• [Materials provided]
_ _ _ _ _ _ _
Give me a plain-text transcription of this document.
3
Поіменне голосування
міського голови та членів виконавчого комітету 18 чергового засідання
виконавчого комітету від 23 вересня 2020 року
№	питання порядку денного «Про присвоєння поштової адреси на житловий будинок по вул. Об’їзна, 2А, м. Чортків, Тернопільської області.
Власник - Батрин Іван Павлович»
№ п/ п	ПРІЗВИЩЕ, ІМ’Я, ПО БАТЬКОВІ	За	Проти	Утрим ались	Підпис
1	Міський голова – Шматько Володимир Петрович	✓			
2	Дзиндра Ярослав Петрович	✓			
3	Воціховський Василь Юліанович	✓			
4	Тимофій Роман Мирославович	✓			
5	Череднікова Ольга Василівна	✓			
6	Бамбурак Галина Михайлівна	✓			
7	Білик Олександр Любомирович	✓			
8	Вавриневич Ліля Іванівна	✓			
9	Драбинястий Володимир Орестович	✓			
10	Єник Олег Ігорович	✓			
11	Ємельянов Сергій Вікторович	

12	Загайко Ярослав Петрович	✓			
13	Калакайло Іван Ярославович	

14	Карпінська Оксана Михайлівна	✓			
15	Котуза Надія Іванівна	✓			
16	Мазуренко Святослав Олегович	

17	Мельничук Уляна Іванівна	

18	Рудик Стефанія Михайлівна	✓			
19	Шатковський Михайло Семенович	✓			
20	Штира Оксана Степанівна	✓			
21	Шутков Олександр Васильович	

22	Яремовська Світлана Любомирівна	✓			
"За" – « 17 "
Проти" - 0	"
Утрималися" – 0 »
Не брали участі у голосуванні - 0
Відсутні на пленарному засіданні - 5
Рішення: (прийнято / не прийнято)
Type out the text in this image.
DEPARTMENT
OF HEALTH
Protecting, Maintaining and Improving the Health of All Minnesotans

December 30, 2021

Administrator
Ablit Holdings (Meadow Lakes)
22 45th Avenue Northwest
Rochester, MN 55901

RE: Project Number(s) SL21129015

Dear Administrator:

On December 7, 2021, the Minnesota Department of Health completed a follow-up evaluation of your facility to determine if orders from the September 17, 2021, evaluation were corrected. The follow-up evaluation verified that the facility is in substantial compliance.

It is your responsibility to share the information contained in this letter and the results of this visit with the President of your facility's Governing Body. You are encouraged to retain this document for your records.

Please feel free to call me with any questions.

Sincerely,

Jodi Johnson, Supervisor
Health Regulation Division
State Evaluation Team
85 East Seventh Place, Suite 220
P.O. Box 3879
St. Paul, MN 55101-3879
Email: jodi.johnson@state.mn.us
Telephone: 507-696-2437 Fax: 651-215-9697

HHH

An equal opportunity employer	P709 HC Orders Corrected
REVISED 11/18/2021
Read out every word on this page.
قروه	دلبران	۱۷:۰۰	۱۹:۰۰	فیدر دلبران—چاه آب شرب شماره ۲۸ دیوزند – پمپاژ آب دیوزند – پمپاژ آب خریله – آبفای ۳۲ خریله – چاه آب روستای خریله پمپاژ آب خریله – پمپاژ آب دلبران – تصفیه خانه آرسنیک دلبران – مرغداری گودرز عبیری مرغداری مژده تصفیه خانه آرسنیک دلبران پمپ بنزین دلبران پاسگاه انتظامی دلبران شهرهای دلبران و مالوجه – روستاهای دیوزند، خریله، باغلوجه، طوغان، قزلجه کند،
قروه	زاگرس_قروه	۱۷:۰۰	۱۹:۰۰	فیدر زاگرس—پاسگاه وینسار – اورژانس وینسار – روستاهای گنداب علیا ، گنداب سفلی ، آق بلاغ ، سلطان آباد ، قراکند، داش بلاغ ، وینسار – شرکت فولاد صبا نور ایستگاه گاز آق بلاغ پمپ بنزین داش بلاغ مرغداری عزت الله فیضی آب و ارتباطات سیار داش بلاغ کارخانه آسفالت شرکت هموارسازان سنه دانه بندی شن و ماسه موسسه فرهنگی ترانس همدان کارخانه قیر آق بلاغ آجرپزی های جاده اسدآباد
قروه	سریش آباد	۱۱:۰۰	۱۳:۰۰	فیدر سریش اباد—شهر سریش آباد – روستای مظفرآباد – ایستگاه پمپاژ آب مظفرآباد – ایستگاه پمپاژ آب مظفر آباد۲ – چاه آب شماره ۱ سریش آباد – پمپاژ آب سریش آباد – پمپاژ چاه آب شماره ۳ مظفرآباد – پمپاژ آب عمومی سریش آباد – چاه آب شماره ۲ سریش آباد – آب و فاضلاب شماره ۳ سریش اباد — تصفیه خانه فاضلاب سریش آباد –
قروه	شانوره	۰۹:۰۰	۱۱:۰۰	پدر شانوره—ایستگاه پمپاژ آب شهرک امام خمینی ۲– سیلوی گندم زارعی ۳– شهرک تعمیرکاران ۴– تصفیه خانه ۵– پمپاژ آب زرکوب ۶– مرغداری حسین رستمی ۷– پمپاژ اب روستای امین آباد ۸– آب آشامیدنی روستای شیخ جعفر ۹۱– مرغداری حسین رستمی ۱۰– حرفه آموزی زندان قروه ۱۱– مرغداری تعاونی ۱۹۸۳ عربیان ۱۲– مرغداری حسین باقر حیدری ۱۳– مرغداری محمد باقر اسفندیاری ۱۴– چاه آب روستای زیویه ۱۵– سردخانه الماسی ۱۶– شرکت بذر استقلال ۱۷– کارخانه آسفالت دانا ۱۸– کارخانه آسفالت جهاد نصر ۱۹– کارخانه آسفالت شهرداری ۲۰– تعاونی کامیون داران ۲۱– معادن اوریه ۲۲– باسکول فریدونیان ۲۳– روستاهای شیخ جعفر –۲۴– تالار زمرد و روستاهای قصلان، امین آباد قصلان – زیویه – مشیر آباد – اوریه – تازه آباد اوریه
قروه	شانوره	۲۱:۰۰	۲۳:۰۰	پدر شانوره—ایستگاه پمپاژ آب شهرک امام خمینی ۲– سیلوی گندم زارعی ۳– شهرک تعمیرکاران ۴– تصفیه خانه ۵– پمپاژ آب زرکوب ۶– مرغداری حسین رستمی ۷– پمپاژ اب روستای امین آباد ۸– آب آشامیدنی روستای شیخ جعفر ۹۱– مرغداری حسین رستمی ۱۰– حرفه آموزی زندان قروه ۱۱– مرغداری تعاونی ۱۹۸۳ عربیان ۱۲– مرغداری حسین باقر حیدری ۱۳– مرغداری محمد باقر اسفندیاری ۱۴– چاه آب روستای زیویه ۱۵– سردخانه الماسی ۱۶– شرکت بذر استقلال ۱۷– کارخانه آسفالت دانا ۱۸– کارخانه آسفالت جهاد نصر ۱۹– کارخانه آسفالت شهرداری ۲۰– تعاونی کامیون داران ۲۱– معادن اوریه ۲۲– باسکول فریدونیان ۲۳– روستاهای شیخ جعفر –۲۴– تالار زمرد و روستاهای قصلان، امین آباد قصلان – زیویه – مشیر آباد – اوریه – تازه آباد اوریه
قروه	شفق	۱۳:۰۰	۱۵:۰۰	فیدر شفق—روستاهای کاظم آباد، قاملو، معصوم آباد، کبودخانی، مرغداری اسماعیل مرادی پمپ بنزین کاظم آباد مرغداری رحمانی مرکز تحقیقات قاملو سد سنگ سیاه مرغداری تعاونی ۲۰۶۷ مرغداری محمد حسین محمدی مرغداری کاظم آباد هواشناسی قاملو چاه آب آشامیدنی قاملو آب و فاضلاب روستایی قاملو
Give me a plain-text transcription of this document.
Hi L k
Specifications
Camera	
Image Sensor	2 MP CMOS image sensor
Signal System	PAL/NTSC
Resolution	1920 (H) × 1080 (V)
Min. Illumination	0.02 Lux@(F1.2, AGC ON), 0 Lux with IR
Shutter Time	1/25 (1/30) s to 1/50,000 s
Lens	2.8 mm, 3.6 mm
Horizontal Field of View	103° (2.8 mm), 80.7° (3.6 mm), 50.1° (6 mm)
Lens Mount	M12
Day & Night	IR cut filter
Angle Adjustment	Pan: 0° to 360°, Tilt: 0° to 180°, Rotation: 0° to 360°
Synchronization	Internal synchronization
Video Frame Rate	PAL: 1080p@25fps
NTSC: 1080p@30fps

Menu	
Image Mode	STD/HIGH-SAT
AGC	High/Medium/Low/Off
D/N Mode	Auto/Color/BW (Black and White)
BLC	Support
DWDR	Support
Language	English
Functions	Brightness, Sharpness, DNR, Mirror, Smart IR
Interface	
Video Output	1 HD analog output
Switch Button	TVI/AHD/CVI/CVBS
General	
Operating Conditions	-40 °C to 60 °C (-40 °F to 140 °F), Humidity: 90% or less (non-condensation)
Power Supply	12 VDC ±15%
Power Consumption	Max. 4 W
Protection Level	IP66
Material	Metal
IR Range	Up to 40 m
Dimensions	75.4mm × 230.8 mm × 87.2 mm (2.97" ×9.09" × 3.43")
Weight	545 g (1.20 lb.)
_ _ _ _ _ _ _
• [What this task involves] Take every line that includes the string "December" and copy it.

• [Solved problem]
December 30, 2021
On December 7, 2021, the Minnesota Department of Health completed a follow-up evaluation of your facility to determine if orders from the September 17, 2021, evaluation were corrected. The follow-up evaluation verified that the facility is in substantial compliance.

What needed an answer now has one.